%%

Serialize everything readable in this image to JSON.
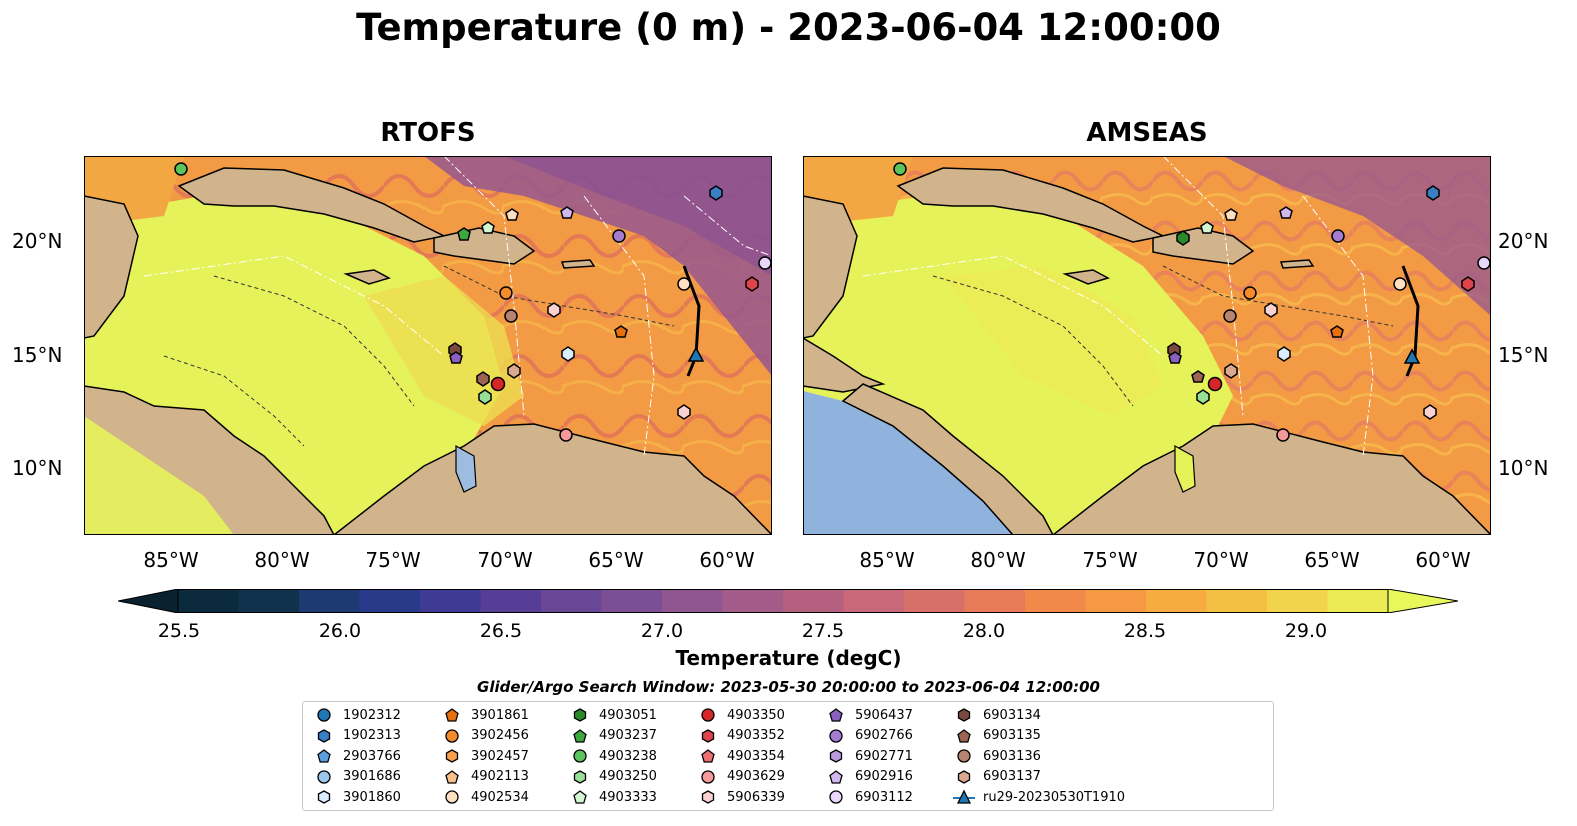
{
  "title": "Temperature (0 m) - 2023-06-04 12:00:00",
  "panels": [
    {
      "title": "RTOFS"
    },
    {
      "title": "AMSEAS"
    }
  ],
  "lat_ticks": [
    "20°N",
    "15°N",
    "10°N"
  ],
  "lon_ticks": [
    "85°W",
    "80°W",
    "75°W",
    "70°W",
    "65°W",
    "60°W"
  ],
  "colorbar": {
    "label": "Temperature (degC)",
    "ticks": [
      "25.5",
      "26.0",
      "26.5",
      "27.0",
      "27.5",
      "28.0",
      "28.5",
      "29.0"
    ],
    "colors": [
      "#0c2a3e",
      "#10324d",
      "#1d3a73",
      "#2a3a8a",
      "#3f3a94",
      "#563d96",
      "#6a4696",
      "#7c4e94",
      "#8f568f",
      "#a35b89",
      "#b66080",
      "#c86878",
      "#d8706a",
      "#e87c5a",
      "#f0894a",
      "#f59a43",
      "#f6ac40",
      "#f4c044",
      "#f2d44c",
      "#eceb55"
    ],
    "extend_low": "#0a2130",
    "extend_high": "#e8f75a"
  },
  "legend": {
    "title": "Glider/Argo Search Window: 2023-05-30 20:00:00 to 2023-06-04 12:00:00",
    "items": [
      {
        "label": "1902312",
        "marker": "circle",
        "color": "#1f77b4"
      },
      {
        "label": "1902313",
        "marker": "hexagon",
        "color": "#3a7fc4"
      },
      {
        "label": "2903766",
        "marker": "pentagon",
        "color": "#5aa0dc"
      },
      {
        "label": "3901686",
        "marker": "circle",
        "color": "#9cc8ec"
      },
      {
        "label": "3901860",
        "marker": "hexagon",
        "color": "#dbeeff"
      },
      {
        "label": "3901861",
        "marker": "pentagon",
        "color": "#e8700f"
      },
      {
        "label": "3902456",
        "marker": "circle",
        "color": "#f48a2a"
      },
      {
        "label": "3902457",
        "marker": "hexagon",
        "color": "#f7a04e"
      },
      {
        "label": "4902113",
        "marker": "pentagon",
        "color": "#fbc08a"
      },
      {
        "label": "4902534",
        "marker": "circle",
        "color": "#fde0c2"
      },
      {
        "label": "4903051",
        "marker": "hexagon",
        "color": "#2a8a2a"
      },
      {
        "label": "4903237",
        "marker": "pentagon",
        "color": "#3ea83e"
      },
      {
        "label": "4903238",
        "marker": "circle",
        "color": "#5cc45c"
      },
      {
        "label": "4903250",
        "marker": "hexagon",
        "color": "#98e098"
      },
      {
        "label": "4903333",
        "marker": "pentagon",
        "color": "#d2f5d2"
      },
      {
        "label": "4903350",
        "marker": "circle",
        "color": "#d62728"
      },
      {
        "label": "4903352",
        "marker": "hexagon",
        "color": "#e0444a"
      },
      {
        "label": "4903354",
        "marker": "pentagon",
        "color": "#ec7070"
      },
      {
        "label": "4903629",
        "marker": "circle",
        "color": "#f49a9a"
      },
      {
        "label": "5906339",
        "marker": "hexagon",
        "color": "#fbd2d2"
      },
      {
        "label": "5906437",
        "marker": "pentagon",
        "color": "#8a5fc0"
      },
      {
        "label": "6902766",
        "marker": "circle",
        "color": "#a47dd0"
      },
      {
        "label": "6902771",
        "marker": "hexagon",
        "color": "#bb9ae0"
      },
      {
        "label": "6902916",
        "marker": "pentagon",
        "color": "#d2b8f0"
      },
      {
        "label": "6903112",
        "marker": "circle",
        "color": "#ead8fc"
      },
      {
        "label": "6903134",
        "marker": "hexagon",
        "color": "#7b4a3e"
      },
      {
        "label": "6903135",
        "marker": "pentagon",
        "color": "#9c6452"
      },
      {
        "label": "6903136",
        "marker": "circle",
        "color": "#b88472"
      },
      {
        "label": "6903137",
        "marker": "hexagon",
        "color": "#dba890"
      },
      {
        "label": "ru29-20230530T1910",
        "marker": "triangle-line",
        "color": "#1f77b4"
      }
    ]
  }
}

%%

Collect the lines that hold "title".

Solution to the problem:
  "title": "Temperature (0 m) - 2023-06-04 12:00:00",
      "title": "RTOFS"
      "title": "AMSEAS"
    "title": "Glider/Argo Search Window: 2023-05-30 20:00:00 to 2023-06-04 12:00:00",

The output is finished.